■ Exercise directions
Copy the listing below in full and skip every picture.

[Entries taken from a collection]
|---|

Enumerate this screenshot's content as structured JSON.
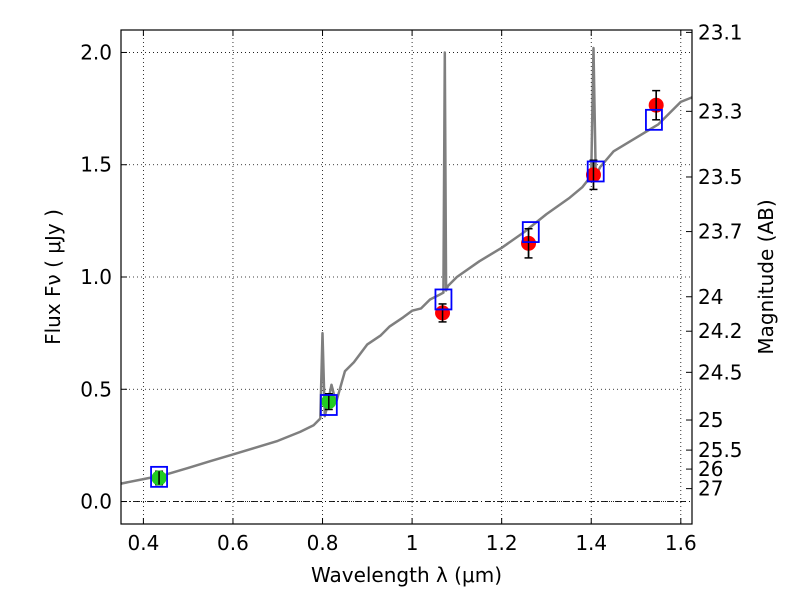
{
  "chart_data": {
    "type": "scatter",
    "title": "",
    "xlabel": "Wavelength  λ (μm)",
    "ylabel": "Flux  Fν  ( μJy )",
    "y2label": "Magnitude (AB)",
    "xlim": [
      0.35,
      1.625
    ],
    "ylim": [
      -0.1,
      2.1
    ],
    "grid": true,
    "x_ticks": [
      0.4,
      0.6,
      0.8,
      1.0,
      1.2,
      1.4,
      1.6
    ],
    "x_tick_labels": [
      "0.4",
      "0.6",
      "0.8",
      "1",
      "1.2",
      "1.4",
      "1.6"
    ],
    "y_ticks": [
      0.0,
      0.5,
      1.0,
      1.5,
      2.0
    ],
    "y_tick_labels": [
      "0.0",
      "0.5",
      "1.0",
      "1.5",
      "2.0"
    ],
    "magnitude_ticks": [
      23.1,
      23.3,
      23.5,
      23.7,
      24,
      24.2,
      24.5,
      25,
      25.5,
      26,
      27
    ],
    "magnitude_tick_labels": [
      "23.1",
      "23.3",
      "23.5",
      "23.7",
      "24",
      "24.2",
      "24.5",
      "25",
      "25.5",
      "26",
      "27"
    ],
    "series": [
      {
        "type": "line",
        "color": "#7f7f7f",
        "x": [
          0.35,
          0.4,
          0.45,
          0.5,
          0.55,
          0.6,
          0.65,
          0.7,
          0.75,
          0.78,
          0.795,
          0.8,
          0.805,
          0.81,
          0.82,
          0.83,
          0.85,
          0.87,
          0.9,
          0.93,
          0.95,
          0.98,
          1.0,
          1.02,
          1.04,
          1.06,
          1.07,
          1.073,
          1.076,
          1.08,
          1.1,
          1.15,
          1.2,
          1.25,
          1.3,
          1.35,
          1.38,
          1.4,
          1.405,
          1.41,
          1.415,
          1.42,
          1.45,
          1.5,
          1.55,
          1.6,
          1.625
        ],
        "y": [
          0.08,
          0.1,
          0.12,
          0.15,
          0.18,
          0.21,
          0.24,
          0.27,
          0.31,
          0.34,
          0.37,
          0.75,
          0.38,
          0.42,
          0.52,
          0.44,
          0.58,
          0.62,
          0.7,
          0.74,
          0.78,
          0.82,
          0.85,
          0.86,
          0.9,
          0.92,
          0.93,
          2.0,
          0.94,
          0.96,
          1.0,
          1.07,
          1.13,
          1.2,
          1.28,
          1.35,
          1.4,
          1.45,
          2.02,
          1.46,
          1.47,
          1.49,
          1.56,
          1.62,
          1.68,
          1.78,
          1.8
        ]
      },
      {
        "type": "scatter",
        "color": "#22cc22",
        "marker": "circle",
        "x": [
          0.435,
          0.814
        ],
        "y": [
          0.105,
          0.445
        ],
        "yerr": [
          0.03,
          0.035
        ]
      },
      {
        "type": "scatter",
        "color": "#ff0000",
        "marker": "circle",
        "x": [
          1.068,
          1.26,
          1.405,
          1.545
        ],
        "y": [
          0.84,
          1.15,
          1.455,
          1.765
        ],
        "yerr": [
          0.04,
          0.065,
          0.065,
          0.065
        ]
      },
      {
        "type": "scatter",
        "color": "#0000ff",
        "marker": "open-square",
        "x": [
          0.435,
          0.814,
          1.07,
          1.265,
          1.41,
          1.54
        ],
        "y": [
          0.11,
          0.43,
          0.9,
          1.2,
          1.47,
          1.7
        ]
      }
    ]
  }
}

|---|

■ Result below
Enumerate this screenshot's content as structured JSON.
{
  "chart_data": {
    "type": "scatter",
    "title": "",
    "xlabel": "Wavelength  λ (μm)",
    "ylabel": "Flux  Fν  ( μJy )",
    "y2label": "Magnitude (AB)",
    "xlim": [
      0.35,
      1.625
    ],
    "ylim": [
      -0.1,
      2.1
    ],
    "grid": true,
    "x_ticks": [
      0.4,
      0.6,
      0.8,
      1.0,
      1.2,
      1.4,
      1.6
    ],
    "x_tick_labels": [
      "0.4",
      "0.6",
      "0.8",
      "1",
      "1.2",
      "1.4",
      "1.6"
    ],
    "y_ticks": [
      0.0,
      0.5,
      1.0,
      1.5,
      2.0
    ],
    "y_tick_labels": [
      "0.0",
      "0.5",
      "1.0",
      "1.5",
      "2.0"
    ],
    "magnitude_ticks": [
      23.1,
      23.3,
      23.5,
      23.7,
      24,
      24.2,
      24.5,
      25,
      25.5,
      26,
      27
    ],
    "magnitude_tick_labels": [
      "23.1",
      "23.3",
      "23.5",
      "23.7",
      "24",
      "24.2",
      "24.5",
      "25",
      "25.5",
      "26",
      "27"
    ],
    "series": [
      {
        "type": "line",
        "color": "#7f7f7f",
        "x": [
          0.35,
          0.4,
          0.45,
          0.5,
          0.55,
          0.6,
          0.65,
          0.7,
          0.75,
          0.78,
          0.795,
          0.8,
          0.805,
          0.81,
          0.82,
          0.83,
          0.85,
          0.87,
          0.9,
          0.93,
          0.95,
          0.98,
          1.0,
          1.02,
          1.04,
          1.06,
          1.07,
          1.073,
          1.076,
          1.08,
          1.1,
          1.15,
          1.2,
          1.25,
          1.3,
          1.35,
          1.38,
          1.4,
          1.405,
          1.41,
          1.415,
          1.42,
          1.45,
          1.5,
          1.55,
          1.6,
          1.625
        ],
        "y": [
          0.08,
          0.1,
          0.12,
          0.15,
          0.18,
          0.21,
          0.24,
          0.27,
          0.31,
          0.34,
          0.37,
          0.75,
          0.38,
          0.42,
          0.52,
          0.44,
          0.58,
          0.62,
          0.7,
          0.74,
          0.78,
          0.82,
          0.85,
          0.86,
          0.9,
          0.92,
          0.93,
          2.0,
          0.94,
          0.96,
          1.0,
          1.07,
          1.13,
          1.2,
          1.28,
          1.35,
          1.4,
          1.45,
          2.02,
          1.46,
          1.47,
          1.49,
          1.56,
          1.62,
          1.68,
          1.78,
          1.8
        ]
      },
      {
        "type": "scatter",
        "color": "#22cc22",
        "marker": "circle",
        "x": [
          0.435,
          0.814
        ],
        "y": [
          0.105,
          0.445
        ],
        "yerr": [
          0.03,
          0.035
        ]
      },
      {
        "type": "scatter",
        "color": "#ff0000",
        "marker": "circle",
        "x": [
          1.068,
          1.26,
          1.405,
          1.545
        ],
        "y": [
          0.84,
          1.15,
          1.455,
          1.765
        ],
        "yerr": [
          0.04,
          0.065,
          0.065,
          0.065
        ]
      },
      {
        "type": "scatter",
        "color": "#0000ff",
        "marker": "open-square",
        "x": [
          0.435,
          0.814,
          1.07,
          1.265,
          1.41,
          1.54
        ],
        "y": [
          0.11,
          0.43,
          0.9,
          1.2,
          1.47,
          1.7
        ]
      }
    ]
  }
}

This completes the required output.